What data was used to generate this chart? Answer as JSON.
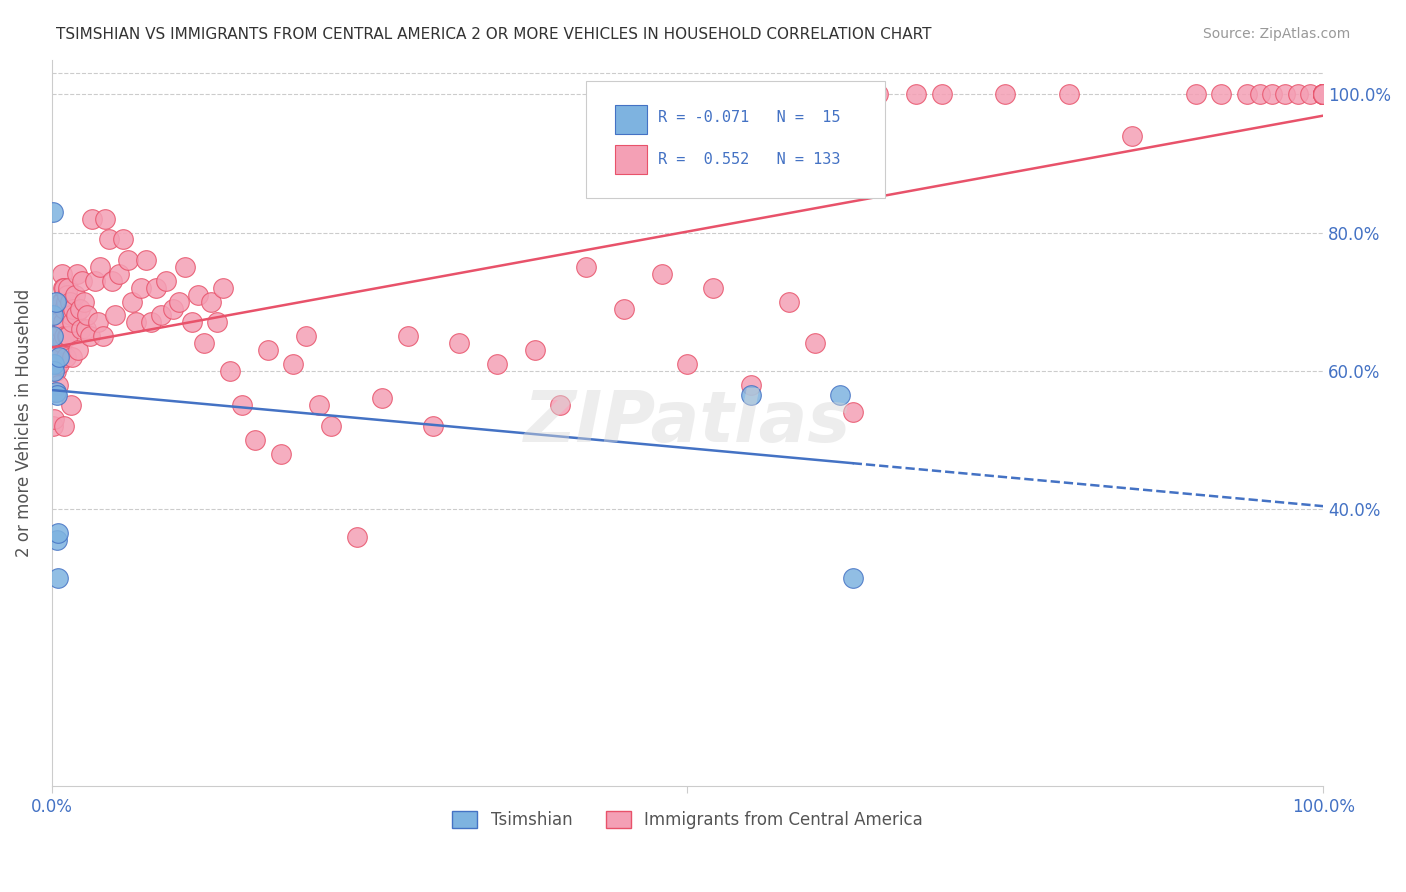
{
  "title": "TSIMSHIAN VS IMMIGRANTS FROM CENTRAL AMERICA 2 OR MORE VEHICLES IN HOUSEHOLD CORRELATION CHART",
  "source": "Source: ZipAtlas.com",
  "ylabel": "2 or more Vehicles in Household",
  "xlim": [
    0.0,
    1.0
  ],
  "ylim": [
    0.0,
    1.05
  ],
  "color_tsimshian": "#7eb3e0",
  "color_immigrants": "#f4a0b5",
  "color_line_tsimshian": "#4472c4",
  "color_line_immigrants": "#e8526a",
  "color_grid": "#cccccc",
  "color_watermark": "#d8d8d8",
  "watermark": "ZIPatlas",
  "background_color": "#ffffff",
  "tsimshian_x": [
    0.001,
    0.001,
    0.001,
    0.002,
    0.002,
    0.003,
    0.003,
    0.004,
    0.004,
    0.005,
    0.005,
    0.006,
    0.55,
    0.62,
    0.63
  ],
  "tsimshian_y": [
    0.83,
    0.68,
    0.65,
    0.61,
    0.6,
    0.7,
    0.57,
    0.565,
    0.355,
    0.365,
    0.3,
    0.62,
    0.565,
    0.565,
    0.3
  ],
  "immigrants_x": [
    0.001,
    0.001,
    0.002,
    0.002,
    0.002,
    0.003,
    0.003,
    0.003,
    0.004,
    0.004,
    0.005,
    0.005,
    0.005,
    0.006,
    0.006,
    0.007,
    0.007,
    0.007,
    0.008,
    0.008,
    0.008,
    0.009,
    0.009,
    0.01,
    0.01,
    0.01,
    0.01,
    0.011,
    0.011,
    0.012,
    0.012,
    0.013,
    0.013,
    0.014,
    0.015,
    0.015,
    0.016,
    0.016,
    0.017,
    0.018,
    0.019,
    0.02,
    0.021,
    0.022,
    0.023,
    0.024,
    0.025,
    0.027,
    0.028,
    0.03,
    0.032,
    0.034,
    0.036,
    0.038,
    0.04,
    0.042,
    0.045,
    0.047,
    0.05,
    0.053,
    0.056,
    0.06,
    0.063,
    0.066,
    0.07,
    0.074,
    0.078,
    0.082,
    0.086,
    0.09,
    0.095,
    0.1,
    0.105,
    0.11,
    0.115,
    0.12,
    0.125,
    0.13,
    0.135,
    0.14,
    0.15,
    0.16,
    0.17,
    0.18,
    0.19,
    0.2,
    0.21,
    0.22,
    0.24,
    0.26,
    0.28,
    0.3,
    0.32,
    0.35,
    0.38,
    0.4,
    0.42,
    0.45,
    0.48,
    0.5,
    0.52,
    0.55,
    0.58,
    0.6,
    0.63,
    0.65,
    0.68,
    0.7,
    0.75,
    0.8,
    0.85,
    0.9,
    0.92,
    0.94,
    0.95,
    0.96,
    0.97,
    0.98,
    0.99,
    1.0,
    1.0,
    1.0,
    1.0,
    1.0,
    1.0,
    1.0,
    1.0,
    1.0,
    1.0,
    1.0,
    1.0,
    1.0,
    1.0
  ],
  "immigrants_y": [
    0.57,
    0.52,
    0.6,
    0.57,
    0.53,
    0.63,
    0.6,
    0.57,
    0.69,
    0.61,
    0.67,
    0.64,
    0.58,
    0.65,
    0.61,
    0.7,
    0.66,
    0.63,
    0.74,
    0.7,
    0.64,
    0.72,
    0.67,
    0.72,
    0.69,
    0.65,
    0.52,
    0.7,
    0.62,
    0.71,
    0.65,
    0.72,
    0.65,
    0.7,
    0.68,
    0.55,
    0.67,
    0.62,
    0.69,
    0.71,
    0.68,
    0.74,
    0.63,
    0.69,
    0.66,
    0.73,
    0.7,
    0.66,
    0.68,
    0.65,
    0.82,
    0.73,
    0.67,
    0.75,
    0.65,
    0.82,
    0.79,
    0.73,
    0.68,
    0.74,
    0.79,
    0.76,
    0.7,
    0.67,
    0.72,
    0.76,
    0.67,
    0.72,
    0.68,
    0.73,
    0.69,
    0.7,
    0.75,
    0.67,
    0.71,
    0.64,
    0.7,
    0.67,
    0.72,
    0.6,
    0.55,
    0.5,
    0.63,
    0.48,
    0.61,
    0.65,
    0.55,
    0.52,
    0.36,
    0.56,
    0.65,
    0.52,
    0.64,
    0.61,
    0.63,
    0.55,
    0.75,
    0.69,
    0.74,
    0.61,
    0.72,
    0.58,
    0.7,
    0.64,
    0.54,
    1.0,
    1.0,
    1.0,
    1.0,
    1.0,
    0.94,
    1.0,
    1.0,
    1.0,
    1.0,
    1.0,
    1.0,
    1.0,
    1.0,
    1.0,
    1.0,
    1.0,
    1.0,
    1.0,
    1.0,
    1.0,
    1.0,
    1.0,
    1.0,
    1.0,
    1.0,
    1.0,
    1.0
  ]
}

___

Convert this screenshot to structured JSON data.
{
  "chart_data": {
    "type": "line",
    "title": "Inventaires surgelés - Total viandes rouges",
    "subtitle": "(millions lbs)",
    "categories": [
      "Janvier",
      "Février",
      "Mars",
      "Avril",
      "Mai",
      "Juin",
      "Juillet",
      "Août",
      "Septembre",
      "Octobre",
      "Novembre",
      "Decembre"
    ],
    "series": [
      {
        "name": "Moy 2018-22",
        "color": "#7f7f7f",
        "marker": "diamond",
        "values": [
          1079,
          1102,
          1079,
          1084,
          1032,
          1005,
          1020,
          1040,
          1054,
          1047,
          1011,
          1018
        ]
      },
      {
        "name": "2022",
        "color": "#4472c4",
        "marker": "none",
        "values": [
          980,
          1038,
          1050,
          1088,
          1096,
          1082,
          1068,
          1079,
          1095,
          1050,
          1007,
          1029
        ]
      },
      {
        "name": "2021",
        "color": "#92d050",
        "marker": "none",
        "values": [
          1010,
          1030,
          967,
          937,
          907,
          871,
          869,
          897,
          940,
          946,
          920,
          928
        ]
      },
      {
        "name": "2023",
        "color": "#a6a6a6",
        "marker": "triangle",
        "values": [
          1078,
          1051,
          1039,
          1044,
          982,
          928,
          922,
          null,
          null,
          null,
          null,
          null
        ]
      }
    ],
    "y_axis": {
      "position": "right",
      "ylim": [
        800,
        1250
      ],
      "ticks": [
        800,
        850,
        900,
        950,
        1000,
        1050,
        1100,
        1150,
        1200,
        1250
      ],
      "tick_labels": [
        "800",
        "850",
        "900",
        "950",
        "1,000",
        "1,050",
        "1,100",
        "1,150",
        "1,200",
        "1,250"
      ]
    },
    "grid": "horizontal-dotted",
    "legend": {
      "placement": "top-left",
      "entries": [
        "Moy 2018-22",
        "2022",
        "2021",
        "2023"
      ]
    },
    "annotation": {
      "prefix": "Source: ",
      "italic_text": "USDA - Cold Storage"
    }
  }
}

___

Written instruction: Find every line of the data that holds the string "Source", then say how many there are and nothing else.

Exercise result: 2